<<<<
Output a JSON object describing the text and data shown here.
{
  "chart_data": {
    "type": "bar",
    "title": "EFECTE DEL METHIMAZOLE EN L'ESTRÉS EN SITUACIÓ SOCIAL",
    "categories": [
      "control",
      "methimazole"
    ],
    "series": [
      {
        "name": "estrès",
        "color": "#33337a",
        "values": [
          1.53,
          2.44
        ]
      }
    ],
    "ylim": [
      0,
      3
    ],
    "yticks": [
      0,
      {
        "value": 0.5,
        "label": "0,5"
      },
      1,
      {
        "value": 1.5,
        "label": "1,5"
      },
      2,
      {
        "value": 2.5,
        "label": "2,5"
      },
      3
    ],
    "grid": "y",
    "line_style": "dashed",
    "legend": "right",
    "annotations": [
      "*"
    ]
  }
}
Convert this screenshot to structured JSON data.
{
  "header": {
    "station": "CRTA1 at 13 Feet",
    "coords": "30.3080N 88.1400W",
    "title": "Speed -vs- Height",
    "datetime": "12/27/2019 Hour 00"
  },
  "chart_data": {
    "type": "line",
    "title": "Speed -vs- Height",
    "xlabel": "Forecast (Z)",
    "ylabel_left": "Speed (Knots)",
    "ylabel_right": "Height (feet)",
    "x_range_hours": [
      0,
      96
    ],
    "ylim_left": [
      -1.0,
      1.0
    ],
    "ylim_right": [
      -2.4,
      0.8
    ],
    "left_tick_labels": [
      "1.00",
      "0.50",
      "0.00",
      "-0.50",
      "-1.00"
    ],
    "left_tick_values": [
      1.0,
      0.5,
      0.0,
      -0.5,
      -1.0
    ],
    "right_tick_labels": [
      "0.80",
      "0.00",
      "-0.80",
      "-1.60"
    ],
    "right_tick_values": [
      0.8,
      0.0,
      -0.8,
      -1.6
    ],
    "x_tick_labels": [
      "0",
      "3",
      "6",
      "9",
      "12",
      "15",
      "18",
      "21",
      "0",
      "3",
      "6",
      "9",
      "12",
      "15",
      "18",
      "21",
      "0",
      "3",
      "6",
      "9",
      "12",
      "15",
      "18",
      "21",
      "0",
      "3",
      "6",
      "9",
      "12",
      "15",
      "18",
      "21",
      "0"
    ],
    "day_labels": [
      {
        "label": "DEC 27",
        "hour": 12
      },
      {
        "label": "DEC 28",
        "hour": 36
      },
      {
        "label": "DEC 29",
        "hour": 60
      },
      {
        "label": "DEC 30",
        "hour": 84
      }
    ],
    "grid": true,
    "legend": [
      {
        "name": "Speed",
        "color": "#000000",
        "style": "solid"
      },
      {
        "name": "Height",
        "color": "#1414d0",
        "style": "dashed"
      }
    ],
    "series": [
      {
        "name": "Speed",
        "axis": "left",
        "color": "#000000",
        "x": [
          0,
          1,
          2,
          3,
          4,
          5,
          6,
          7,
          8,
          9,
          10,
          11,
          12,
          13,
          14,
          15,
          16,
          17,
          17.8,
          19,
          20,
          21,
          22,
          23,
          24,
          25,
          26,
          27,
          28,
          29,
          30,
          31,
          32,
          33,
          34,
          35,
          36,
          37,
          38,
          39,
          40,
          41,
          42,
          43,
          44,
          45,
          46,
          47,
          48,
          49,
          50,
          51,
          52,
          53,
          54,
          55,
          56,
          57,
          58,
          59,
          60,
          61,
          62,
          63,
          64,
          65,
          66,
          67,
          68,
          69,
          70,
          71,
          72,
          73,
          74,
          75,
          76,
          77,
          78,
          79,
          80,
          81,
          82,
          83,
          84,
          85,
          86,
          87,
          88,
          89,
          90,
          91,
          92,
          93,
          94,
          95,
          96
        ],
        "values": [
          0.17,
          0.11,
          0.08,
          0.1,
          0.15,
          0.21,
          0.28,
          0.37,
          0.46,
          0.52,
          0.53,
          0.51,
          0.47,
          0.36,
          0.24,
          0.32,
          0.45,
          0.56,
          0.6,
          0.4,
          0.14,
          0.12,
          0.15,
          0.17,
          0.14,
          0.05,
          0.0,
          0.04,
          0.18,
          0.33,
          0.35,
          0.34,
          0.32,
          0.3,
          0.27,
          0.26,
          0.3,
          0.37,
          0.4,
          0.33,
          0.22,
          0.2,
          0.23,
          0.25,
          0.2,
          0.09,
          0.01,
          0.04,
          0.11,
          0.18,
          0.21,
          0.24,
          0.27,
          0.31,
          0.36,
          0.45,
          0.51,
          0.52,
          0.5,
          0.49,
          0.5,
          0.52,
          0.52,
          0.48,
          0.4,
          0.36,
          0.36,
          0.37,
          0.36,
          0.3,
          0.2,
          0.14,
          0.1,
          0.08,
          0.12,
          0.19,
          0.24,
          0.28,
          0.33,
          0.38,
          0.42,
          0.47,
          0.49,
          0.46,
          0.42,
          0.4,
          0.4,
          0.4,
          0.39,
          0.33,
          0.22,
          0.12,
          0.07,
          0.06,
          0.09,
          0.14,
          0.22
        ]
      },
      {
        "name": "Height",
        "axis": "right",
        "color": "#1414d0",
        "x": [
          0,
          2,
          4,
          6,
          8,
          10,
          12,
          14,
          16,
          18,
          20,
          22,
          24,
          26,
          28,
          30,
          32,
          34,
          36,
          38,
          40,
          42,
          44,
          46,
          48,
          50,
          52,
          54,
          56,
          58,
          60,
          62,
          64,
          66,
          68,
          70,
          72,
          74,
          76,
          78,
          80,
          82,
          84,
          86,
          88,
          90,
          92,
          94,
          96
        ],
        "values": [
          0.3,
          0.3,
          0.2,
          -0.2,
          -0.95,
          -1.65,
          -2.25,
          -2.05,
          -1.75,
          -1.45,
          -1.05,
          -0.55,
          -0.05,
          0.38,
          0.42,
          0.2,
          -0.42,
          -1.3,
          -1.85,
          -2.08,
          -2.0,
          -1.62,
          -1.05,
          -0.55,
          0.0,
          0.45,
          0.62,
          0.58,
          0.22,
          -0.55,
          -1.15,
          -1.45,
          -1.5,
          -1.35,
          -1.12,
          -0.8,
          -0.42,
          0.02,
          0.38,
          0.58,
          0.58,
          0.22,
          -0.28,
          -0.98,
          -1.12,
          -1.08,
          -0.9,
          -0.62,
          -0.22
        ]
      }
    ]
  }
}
>>>>
== What you need to do ==
Print the material once more, exactly.

== Solution ==
Output a JSON object describing the text and data shown here.
{
  "chart_data": {
    "type": "bar",
    "title": "EFECTE DEL METHIMAZOLE EN L'ESTRÉS EN SITUACIÓ SOCIAL",
    "categories": [
      "control",
      "methimazole"
    ],
    "series": [
      {
        "name": "estrès",
        "color": "#33337a",
        "values": [
          1.53,
          2.44
        ]
      }
    ],
    "ylim": [
      0,
      3
    ],
    "yticks": [
      0,
      {
        "value": 0.5,
        "label": "0,5"
      },
      1,
      {
        "value": 1.5,
        "label": "1,5"
      },
      2,
      {
        "value": 2.5,
        "label": "2,5"
      },
      3
    ],
    "grid": "y",
    "line_style": "dashed",
    "legend": "right",
    "annotations": [
      "*"
    ]
  }
}
Convert this screenshot to structured JSON data.
{
  "header": {
    "station": "CRTA1 at 13 Feet",
    "coords": "30.3080N 88.1400W",
    "title": "Speed -vs- Height",
    "datetime": "12/27/2019 Hour 00"
  },
  "chart_data": {
    "type": "line",
    "title": "Speed -vs- Height",
    "xlabel": "Forecast (Z)",
    "ylabel_left": "Speed (Knots)",
    "ylabel_right": "Height (feet)",
    "x_range_hours": [
      0,
      96
    ],
    "ylim_left": [
      -1.0,
      1.0
    ],
    "ylim_right": [
      -2.4,
      0.8
    ],
    "left_tick_labels": [
      "1.00",
      "0.50",
      "0.00",
      "-0.50",
      "-1.00"
    ],
    "left_tick_values": [
      1.0,
      0.5,
      0.0,
      -0.5,
      -1.0
    ],
    "right_tick_labels": [
      "0.80",
      "0.00",
      "-0.80",
      "-1.60"
    ],
    "right_tick_values": [
      0.8,
      0.0,
      -0.8,
      -1.6
    ],
    "x_tick_labels": [
      "0",
      "3",
      "6",
      "9",
      "12",
      "15",
      "18",
      "21",
      "0",
      "3",
      "6",
      "9",
      "12",
      "15",
      "18",
      "21",
      "0",
      "3",
      "6",
      "9",
      "12",
      "15",
      "18",
      "21",
      "0",
      "3",
      "6",
      "9",
      "12",
      "15",
      "18",
      "21",
      "0"
    ],
    "day_labels": [
      {
        "label": "DEC 27",
        "hour": 12
      },
      {
        "label": "DEC 28",
        "hour": 36
      },
      {
        "label": "DEC 29",
        "hour": 60
      },
      {
        "label": "DEC 30",
        "hour": 84
      }
    ],
    "grid": true,
    "legend": [
      {
        "name": "Speed",
        "color": "#000000",
        "style": "solid"
      },
      {
        "name": "Height",
        "color": "#1414d0",
        "style": "dashed"
      }
    ],
    "series": [
      {
        "name": "Speed",
        "axis": "left",
        "color": "#000000",
        "x": [
          0,
          1,
          2,
          3,
          4,
          5,
          6,
          7,
          8,
          9,
          10,
          11,
          12,
          13,
          14,
          15,
          16,
          17,
          17.8,
          19,
          20,
          21,
          22,
          23,
          24,
          25,
          26,
          27,
          28,
          29,
          30,
          31,
          32,
          33,
          34,
          35,
          36,
          37,
          38,
          39,
          40,
          41,
          42,
          43,
          44,
          45,
          46,
          47,
          48,
          49,
          50,
          51,
          52,
          53,
          54,
          55,
          56,
          57,
          58,
          59,
          60,
          61,
          62,
          63,
          64,
          65,
          66,
          67,
          68,
          69,
          70,
          71,
          72,
          73,
          74,
          75,
          76,
          77,
          78,
          79,
          80,
          81,
          82,
          83,
          84,
          85,
          86,
          87,
          88,
          89,
          90,
          91,
          92,
          93,
          94,
          95,
          96
        ],
        "values": [
          0.17,
          0.11,
          0.08,
          0.1,
          0.15,
          0.21,
          0.28,
          0.37,
          0.46,
          0.52,
          0.53,
          0.51,
          0.47,
          0.36,
          0.24,
          0.32,
          0.45,
          0.56,
          0.6,
          0.4,
          0.14,
          0.12,
          0.15,
          0.17,
          0.14,
          0.05,
          0.0,
          0.04,
          0.18,
          0.33,
          0.35,
          0.34,
          0.32,
          0.3,
          0.27,
          0.26,
          0.3,
          0.37,
          0.4,
          0.33,
          0.22,
          0.2,
          0.23,
          0.25,
          0.2,
          0.09,
          0.01,
          0.04,
          0.11,
          0.18,
          0.21,
          0.24,
          0.27,
          0.31,
          0.36,
          0.45,
          0.51,
          0.52,
          0.5,
          0.49,
          0.5,
          0.52,
          0.52,
          0.48,
          0.4,
          0.36,
          0.36,
          0.37,
          0.36,
          0.3,
          0.2,
          0.14,
          0.1,
          0.08,
          0.12,
          0.19,
          0.24,
          0.28,
          0.33,
          0.38,
          0.42,
          0.47,
          0.49,
          0.46,
          0.42,
          0.4,
          0.4,
          0.4,
          0.39,
          0.33,
          0.22,
          0.12,
          0.07,
          0.06,
          0.09,
          0.14,
          0.22
        ]
      },
      {
        "name": "Height",
        "axis": "right",
        "color": "#1414d0",
        "x": [
          0,
          2,
          4,
          6,
          8,
          10,
          12,
          14,
          16,
          18,
          20,
          22,
          24,
          26,
          28,
          30,
          32,
          34,
          36,
          38,
          40,
          42,
          44,
          46,
          48,
          50,
          52,
          54,
          56,
          58,
          60,
          62,
          64,
          66,
          68,
          70,
          72,
          74,
          76,
          78,
          80,
          82,
          84,
          86,
          88,
          90,
          92,
          94,
          96
        ],
        "values": [
          0.3,
          0.3,
          0.2,
          -0.2,
          -0.95,
          -1.65,
          -2.25,
          -2.05,
          -1.75,
          -1.45,
          -1.05,
          -0.55,
          -0.05,
          0.38,
          0.42,
          0.2,
          -0.42,
          -1.3,
          -1.85,
          -2.08,
          -2.0,
          -1.62,
          -1.05,
          -0.55,
          0.0,
          0.45,
          0.62,
          0.58,
          0.22,
          -0.55,
          -1.15,
          -1.45,
          -1.5,
          -1.35,
          -1.12,
          -0.8,
          -0.42,
          0.02,
          0.38,
          0.58,
          0.58,
          0.22,
          -0.28,
          -0.98,
          -1.12,
          -1.08,
          -0.9,
          -0.62,
          -0.22
        ]
      }
    ]
  }
}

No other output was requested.